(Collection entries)
########

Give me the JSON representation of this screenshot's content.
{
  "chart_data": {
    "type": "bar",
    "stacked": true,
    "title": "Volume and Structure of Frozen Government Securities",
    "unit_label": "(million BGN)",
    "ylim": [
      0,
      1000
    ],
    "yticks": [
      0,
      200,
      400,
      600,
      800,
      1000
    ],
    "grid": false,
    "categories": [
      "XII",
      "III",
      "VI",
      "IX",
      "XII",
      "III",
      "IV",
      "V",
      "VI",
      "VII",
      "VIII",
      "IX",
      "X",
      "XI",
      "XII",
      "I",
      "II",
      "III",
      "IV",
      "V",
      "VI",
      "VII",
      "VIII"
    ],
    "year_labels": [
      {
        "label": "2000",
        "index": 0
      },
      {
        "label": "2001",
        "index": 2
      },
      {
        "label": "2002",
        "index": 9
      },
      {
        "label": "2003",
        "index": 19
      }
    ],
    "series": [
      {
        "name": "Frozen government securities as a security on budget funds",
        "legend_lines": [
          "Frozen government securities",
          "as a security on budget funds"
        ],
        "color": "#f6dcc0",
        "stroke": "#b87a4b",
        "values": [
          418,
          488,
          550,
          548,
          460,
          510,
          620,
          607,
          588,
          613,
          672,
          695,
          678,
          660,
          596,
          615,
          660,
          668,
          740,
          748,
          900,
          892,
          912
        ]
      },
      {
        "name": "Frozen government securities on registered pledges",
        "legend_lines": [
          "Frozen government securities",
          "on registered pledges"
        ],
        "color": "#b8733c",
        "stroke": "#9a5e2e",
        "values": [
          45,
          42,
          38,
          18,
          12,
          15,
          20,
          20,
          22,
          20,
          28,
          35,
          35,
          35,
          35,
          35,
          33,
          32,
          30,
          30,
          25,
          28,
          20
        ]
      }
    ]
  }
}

########

Task instructions — Return the lines of the records that include the string "Frozen".

Task answer —
    "title": "Volume and Structure of Frozen Government Securities",
        "name": "Frozen government securities as a security on budget funds",
          "Frozen government securities",
        "name": "Frozen government securities on registered pledges",
          "Frozen government securities",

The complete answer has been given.